## Entries provided
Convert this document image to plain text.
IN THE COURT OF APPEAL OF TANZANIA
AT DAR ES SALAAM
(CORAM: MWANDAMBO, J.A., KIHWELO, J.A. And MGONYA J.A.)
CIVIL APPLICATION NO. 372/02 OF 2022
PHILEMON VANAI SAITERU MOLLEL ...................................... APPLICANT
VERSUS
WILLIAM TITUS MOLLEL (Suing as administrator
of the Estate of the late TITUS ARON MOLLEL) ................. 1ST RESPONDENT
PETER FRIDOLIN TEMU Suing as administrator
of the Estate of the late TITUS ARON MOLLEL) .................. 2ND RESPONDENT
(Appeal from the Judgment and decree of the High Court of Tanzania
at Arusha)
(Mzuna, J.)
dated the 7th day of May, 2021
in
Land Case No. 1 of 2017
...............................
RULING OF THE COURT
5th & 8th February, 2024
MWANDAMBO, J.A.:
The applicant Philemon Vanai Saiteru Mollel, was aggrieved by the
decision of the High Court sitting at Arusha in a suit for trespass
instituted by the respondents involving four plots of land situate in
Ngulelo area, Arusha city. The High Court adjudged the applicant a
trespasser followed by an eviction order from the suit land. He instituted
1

...

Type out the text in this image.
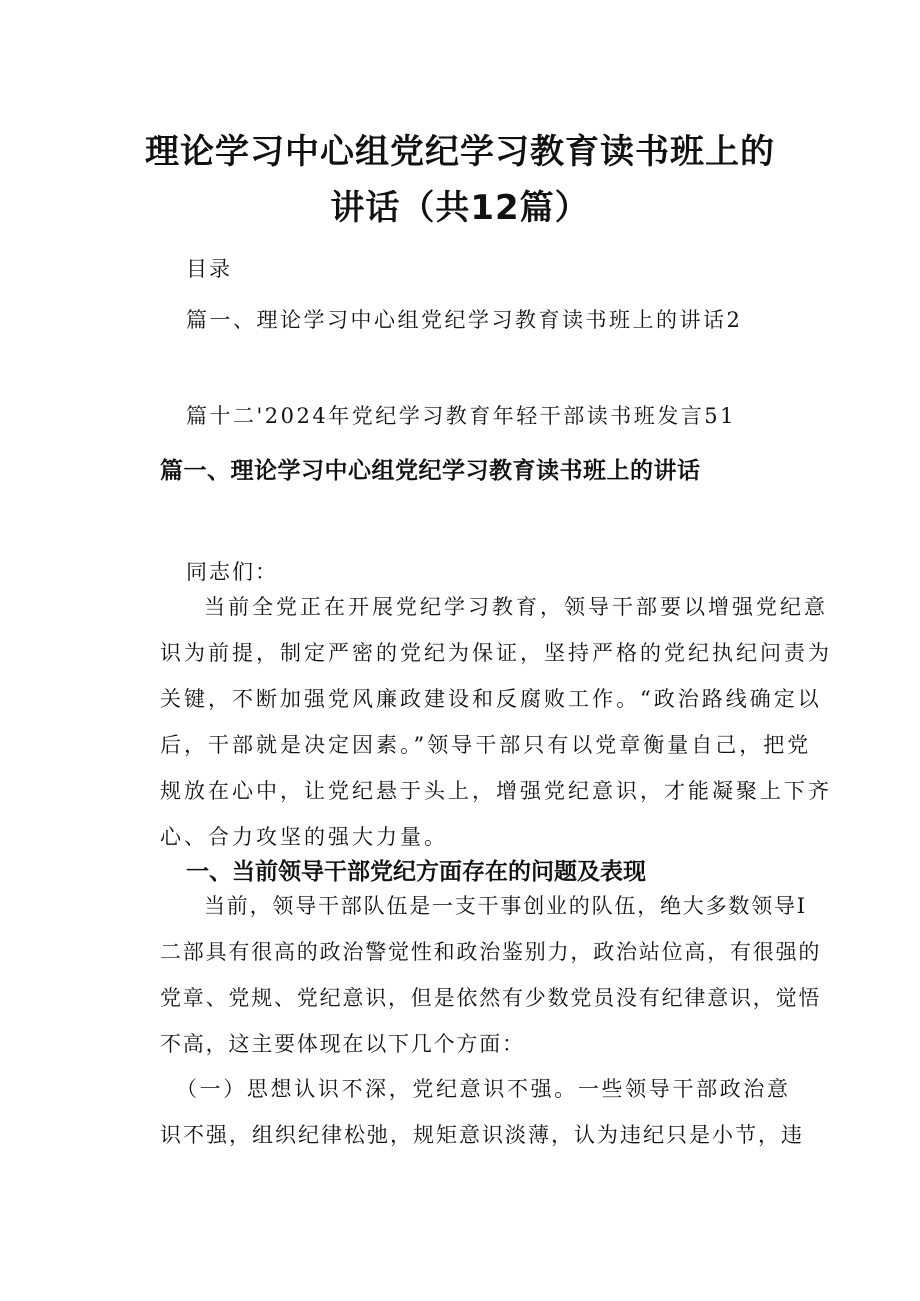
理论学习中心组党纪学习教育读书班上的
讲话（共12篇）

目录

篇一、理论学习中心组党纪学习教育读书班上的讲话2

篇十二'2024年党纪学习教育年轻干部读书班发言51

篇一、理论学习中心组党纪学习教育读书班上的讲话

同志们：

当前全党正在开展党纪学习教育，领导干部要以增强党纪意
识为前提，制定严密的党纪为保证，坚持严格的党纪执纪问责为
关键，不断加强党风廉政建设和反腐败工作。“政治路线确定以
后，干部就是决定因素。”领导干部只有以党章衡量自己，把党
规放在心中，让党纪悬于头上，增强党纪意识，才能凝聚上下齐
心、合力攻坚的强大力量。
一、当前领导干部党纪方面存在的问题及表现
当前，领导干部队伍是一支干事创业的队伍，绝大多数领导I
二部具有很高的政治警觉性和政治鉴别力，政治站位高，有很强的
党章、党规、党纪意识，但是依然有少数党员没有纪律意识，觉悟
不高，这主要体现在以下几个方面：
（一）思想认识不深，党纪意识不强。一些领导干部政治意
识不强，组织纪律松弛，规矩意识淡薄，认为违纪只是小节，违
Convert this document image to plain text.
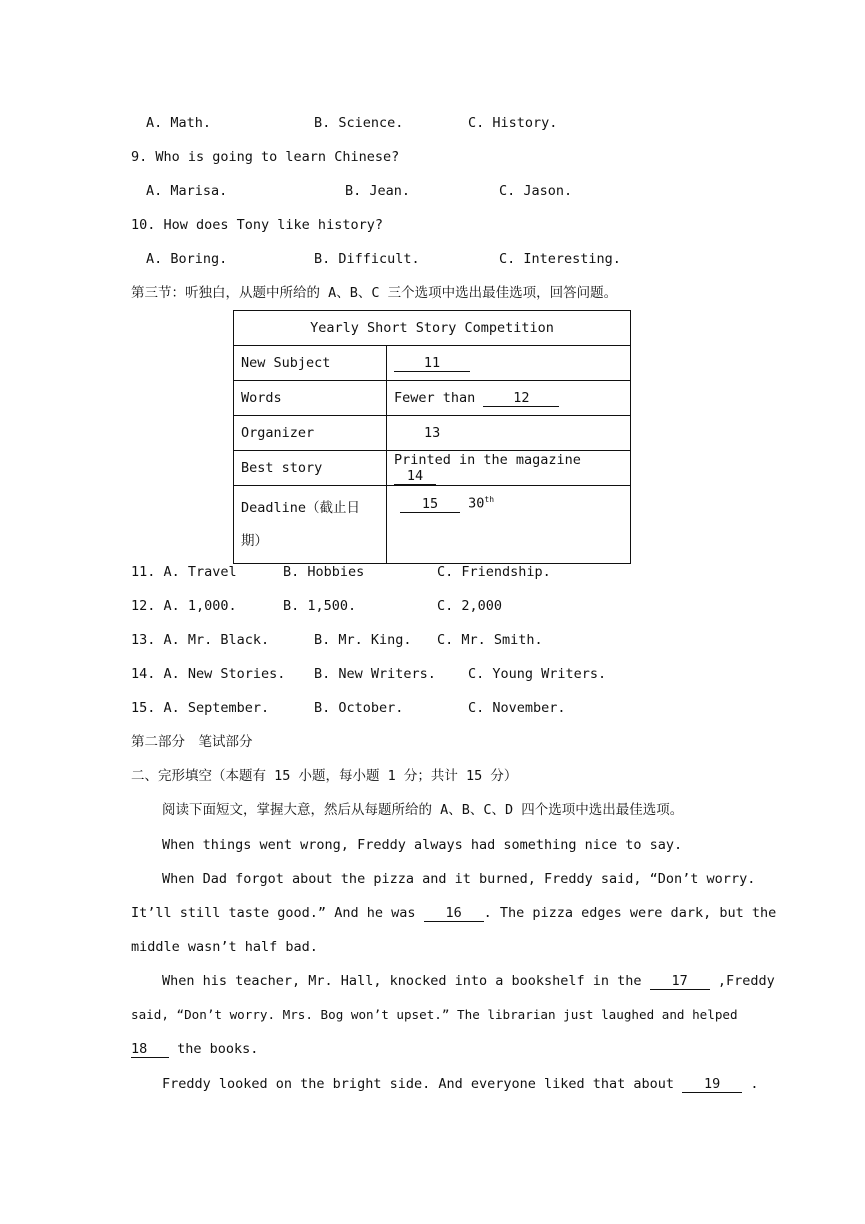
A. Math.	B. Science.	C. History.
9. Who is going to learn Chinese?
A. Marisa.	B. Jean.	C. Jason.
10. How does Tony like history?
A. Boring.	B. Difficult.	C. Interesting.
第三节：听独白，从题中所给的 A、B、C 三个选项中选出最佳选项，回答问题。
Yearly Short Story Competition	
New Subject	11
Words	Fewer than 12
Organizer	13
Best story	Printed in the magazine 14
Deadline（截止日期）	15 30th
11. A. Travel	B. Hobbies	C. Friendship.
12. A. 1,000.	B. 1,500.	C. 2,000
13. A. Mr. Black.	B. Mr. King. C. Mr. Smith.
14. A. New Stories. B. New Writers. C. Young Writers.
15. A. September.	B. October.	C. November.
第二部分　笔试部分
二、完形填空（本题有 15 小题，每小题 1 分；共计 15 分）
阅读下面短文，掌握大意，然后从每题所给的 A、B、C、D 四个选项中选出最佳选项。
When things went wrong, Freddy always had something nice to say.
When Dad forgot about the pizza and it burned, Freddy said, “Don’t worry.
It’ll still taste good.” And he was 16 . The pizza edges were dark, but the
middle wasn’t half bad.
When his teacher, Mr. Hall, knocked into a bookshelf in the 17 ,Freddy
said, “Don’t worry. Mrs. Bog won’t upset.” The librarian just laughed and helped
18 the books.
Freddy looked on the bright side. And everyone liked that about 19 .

## Set task
Locate the word "MWANDAMBO" in the records above, and return each line that has it.

## Completed task
(CORAM: MWANDAMBO, J.A., KIHWELO, J.A. And MGONYA J.A.)
MWANDAMBO, J.A.:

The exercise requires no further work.